**THE DATA**.

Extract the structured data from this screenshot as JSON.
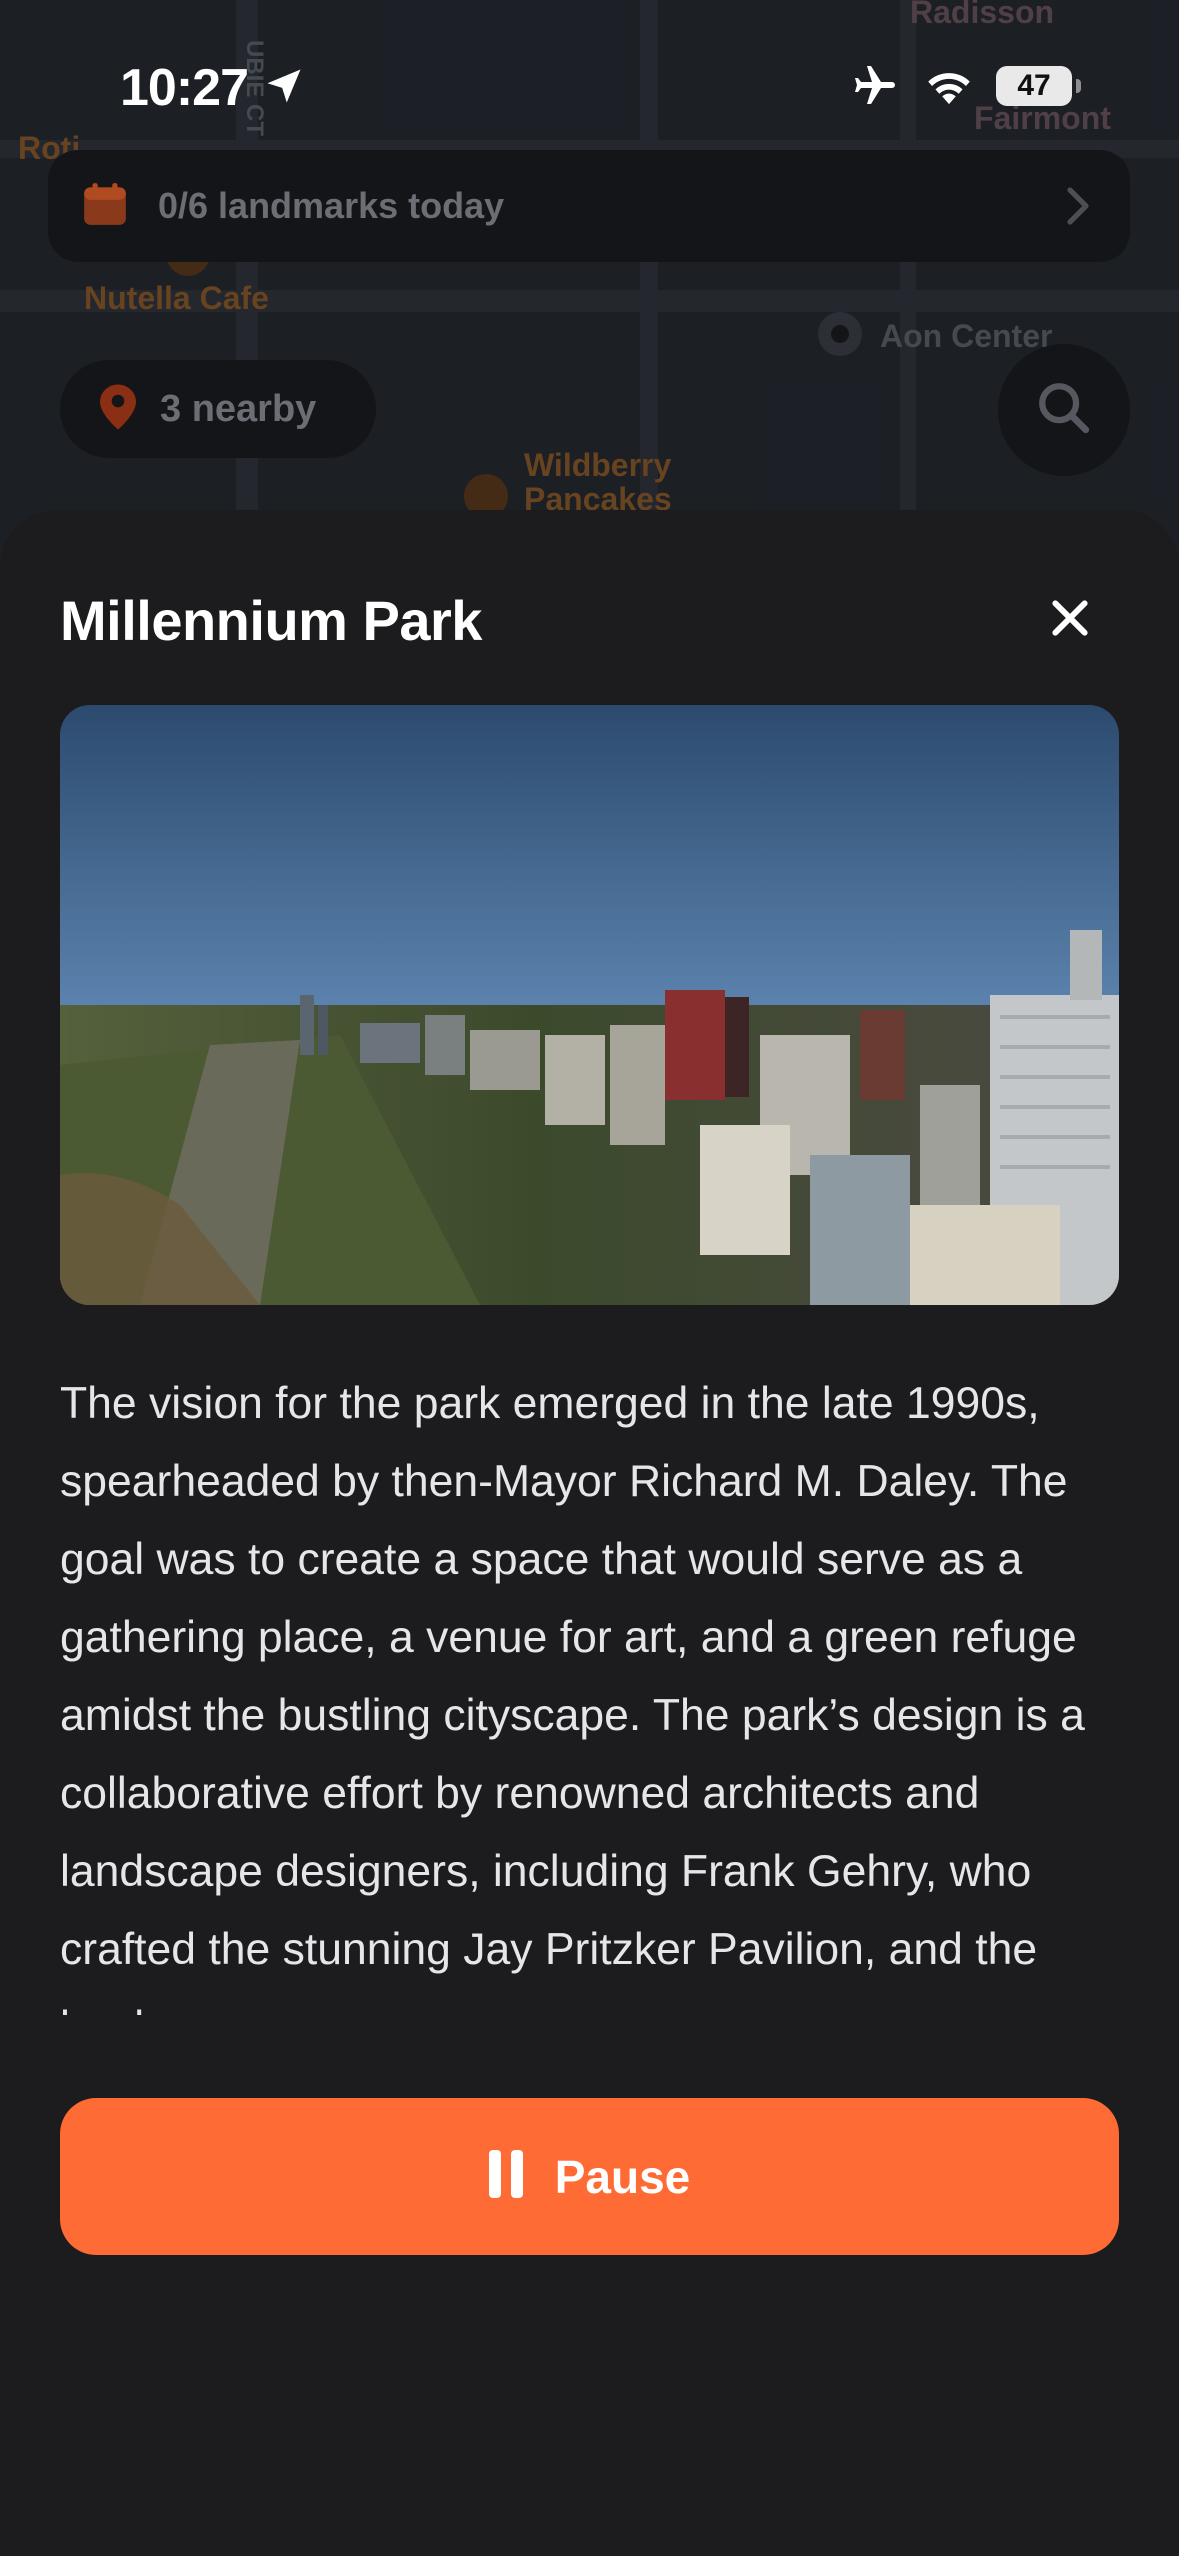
{
  "status_bar": {
    "time": "10:27",
    "battery": "47"
  },
  "map": {
    "labels": {
      "roti": "Roti",
      "street": "UBIE CT",
      "nutella": "Nutella Cafe",
      "aon": "Aon Center",
      "wildberry": "Wildberry Pancakes",
      "radisson": "Radisson",
      "fairmont": "Fairmont"
    },
    "landmarks_banner": "0/6 landmarks today",
    "nearby": "3 nearby"
  },
  "sheet": {
    "title": "Millennium Park",
    "description": "The vision for the park emerged in the late 1990s, spearheaded by then-Mayor Richard M. Daley. The goal was to create a space that would serve as a gathering place, a venue for art, and a green refuge amidst the bustling cityscape. The park’s design is a collaborative effort by renowned architects and landscape designers, including Frank Gehry, who crafted the stunning Jay Pritzker Pavilion, and the landscape",
    "pause_label": "Pause"
  },
  "colors": {
    "accent": "#ff6b35",
    "sheet_bg": "#1c1c1e",
    "map_bg": "#262a31"
  },
  "icons": {
    "location": "location-arrow-icon",
    "airplane": "airplane-icon",
    "wifi": "wifi-icon",
    "calendar": "calendar-icon",
    "chevron": "chevron-right-icon",
    "pin": "map-pin-icon",
    "search": "search-icon",
    "close": "close-icon",
    "pause": "pause-icon"
  }
}
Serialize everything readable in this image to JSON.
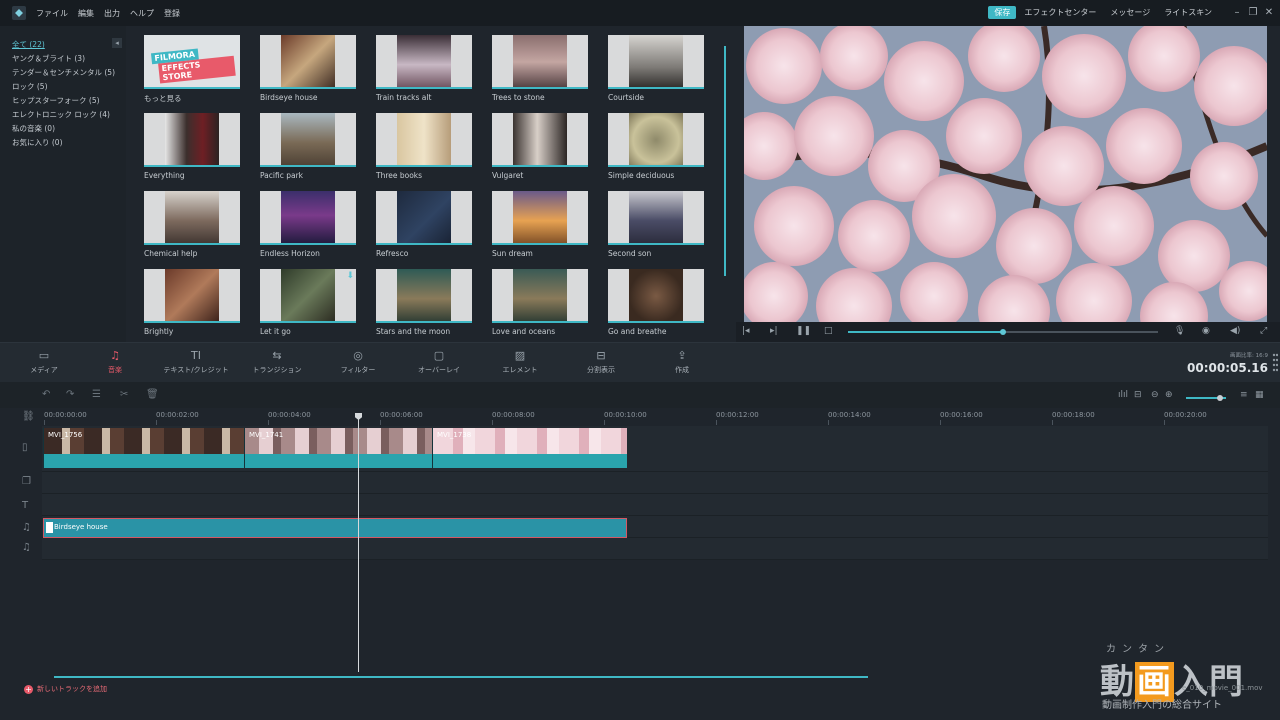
{
  "menubar": {
    "items": [
      "ファイル",
      "編集",
      "出力",
      "ヘルプ",
      "登録"
    ],
    "save_label": "保存",
    "links": [
      "エフェクトセンター",
      "メッセージ",
      "ライトスキン"
    ]
  },
  "sidebar": {
    "categories": [
      "全て (22)",
      "ヤング＆ブライト (3)",
      "テンダー＆センチメンタル (5)",
      "ロック (5)",
      "ヒップスターフォーク (5)",
      "エレクトロニック ロック (4)",
      "私の音楽 (0)",
      "お気に入り (0)"
    ]
  },
  "grid": {
    "store": {
      "line1": "FILMORA",
      "line2": "EFFECTS STORE",
      "label": "もっと見る"
    },
    "tiles": [
      "Birdseye house",
      "Train tracks alt",
      "Trees to stone",
      "Courtside",
      "Everything",
      "Pacific park",
      "Three books",
      "Vulgaret",
      "Simple deciduous",
      "Chemical help",
      "Endless Horizon",
      "Refresco",
      "Sun dream",
      "Second son",
      "Brightly",
      "Let it go",
      "Stars and the moon",
      "Love and oceans",
      "Go and breathe"
    ]
  },
  "preview": {
    "progress": 0.5
  },
  "tools": {
    "tabs": [
      "メディア",
      "音楽",
      "テキスト/クレジット",
      "トランジション",
      "フィルター",
      "オーバーレイ",
      "エレメント",
      "分割表示",
      "作成"
    ],
    "active_index": 1,
    "ratio_label": "画面比率: 16:9",
    "timecode": "00:00:05.16"
  },
  "timeline": {
    "ticks": [
      "00:00:00:00",
      "00:00:02:00",
      "00:00:04:00",
      "00:00:06:00",
      "00:00:08:00",
      "00:00:10:00",
      "00:00:12:00",
      "00:00:14:00",
      "00:00:16:00",
      "00:00:18:00",
      "00:00:20:00"
    ],
    "video_clips": [
      "MVI_1756",
      "MVI_1741",
      "MVI_1738"
    ],
    "audio_clip": "Birdseye house",
    "add_track": "新しいトラックを追加"
  },
  "watermark": {
    "ruby": "カンタン",
    "logo_a": "動",
    "logo_b": "画",
    "logo_c": "入門",
    "sub": "動画制作入門の総合サイト",
    "file": "e_010_movie_001.mov"
  }
}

**WHAT YOU HAVE TO DO**.
Print each line of the material above exactly, with the pictures removed from your copy.

**SOLVED PROBLEM**.
Extract the structured data from this screenshot as JSON.
{
  "status_bar": {
    "time": "10:27",
    "battery": "47"
  },
  "map": {
    "labels": {
      "roti": "Roti",
      "street": "UBIE CT",
      "nutella": "Nutella Cafe",
      "aon": "Aon Center",
      "wildberry": "Wildberry Pancakes",
      "radisson": "Radisson",
      "fairmont": "Fairmont"
    },
    "landmarks_banner": "0/6 landmarks today",
    "nearby": "3 nearby"
  },
  "sheet": {
    "title": "Millennium Park",
    "description": "The vision for the park emerged in the late 1990s, spearheaded by then-Mayor Richard M. Daley. The goal was to create a space that would serve as a gathering place, a venue for art, and a green refuge amidst the bustling cityscape. The park’s design is a collaborative effort by renowned architects and landscape designers, including Frank Gehry, who crafted the stunning Jay Pritzker Pavilion, and the landscape",
    "pause_label": "Pause"
  },
  "colors": {
    "accent": "#ff6b35",
    "sheet_bg": "#1c1c1e",
    "map_bg": "#262a31"
  },
  "icons": {
    "location": "location-arrow-icon",
    "airplane": "airplane-icon",
    "wifi": "wifi-icon",
    "calendar": "calendar-icon",
    "chevron": "chevron-right-icon",
    "pin": "map-pin-icon",
    "search": "search-icon",
    "close": "close-icon",
    "pause": "pause-icon"
  }
}
Serialize everything readable in this image to JSON.
{
  "menubar": {
    "items": [
      "ファイル",
      "編集",
      "出力",
      "ヘルプ",
      "登録"
    ],
    "save_label": "保存",
    "links": [
      "エフェクトセンター",
      "メッセージ",
      "ライトスキン"
    ]
  },
  "sidebar": {
    "categories": [
      "全て (22)",
      "ヤング＆ブライト (3)",
      "テンダー＆センチメンタル (5)",
      "ロック (5)",
      "ヒップスターフォーク (5)",
      "エレクトロニック ロック (4)",
      "私の音楽 (0)",
      "お気に入り (0)"
    ]
  },
  "grid": {
    "store": {
      "line1": "FILMORA",
      "line2": "EFFECTS STORE",
      "label": "もっと見る"
    },
    "tiles": [
      "Birdseye house",
      "Train tracks alt",
      "Trees to stone",
      "Courtside",
      "Everything",
      "Pacific park",
      "Three books",
      "Vulgaret",
      "Simple deciduous",
      "Chemical help",
      "Endless Horizon",
      "Refresco",
      "Sun dream",
      "Second son",
      "Brightly",
      "Let it go",
      "Stars and the moon",
      "Love and oceans",
      "Go and breathe"
    ]
  },
  "preview": {
    "progress": 0.5
  },
  "tools": {
    "tabs": [
      "メディア",
      "音楽",
      "テキスト/クレジット",
      "トランジション",
      "フィルター",
      "オーバーレイ",
      "エレメント",
      "分割表示",
      "作成"
    ],
    "active_index": 1,
    "ratio_label": "画面比率: 16:9",
    "timecode": "00:00:05.16"
  },
  "timeline": {
    "ticks": [
      "00:00:00:00",
      "00:00:02:00",
      "00:00:04:00",
      "00:00:06:00",
      "00:00:08:00",
      "00:00:10:00",
      "00:00:12:00",
      "00:00:14:00",
      "00:00:16:00",
      "00:00:18:00",
      "00:00:20:00"
    ],
    "video_clips": [
      "MVI_1756",
      "MVI_1741",
      "MVI_1738"
    ],
    "audio_clip": "Birdseye house",
    "add_track": "新しいトラックを追加"
  },
  "watermark": {
    "ruby": "カンタン",
    "logo_a": "動",
    "logo_b": "画",
    "logo_c": "入門",
    "sub": "動画制作入門の総合サイト",
    "file": "e_010_movie_001.mov"
  }
}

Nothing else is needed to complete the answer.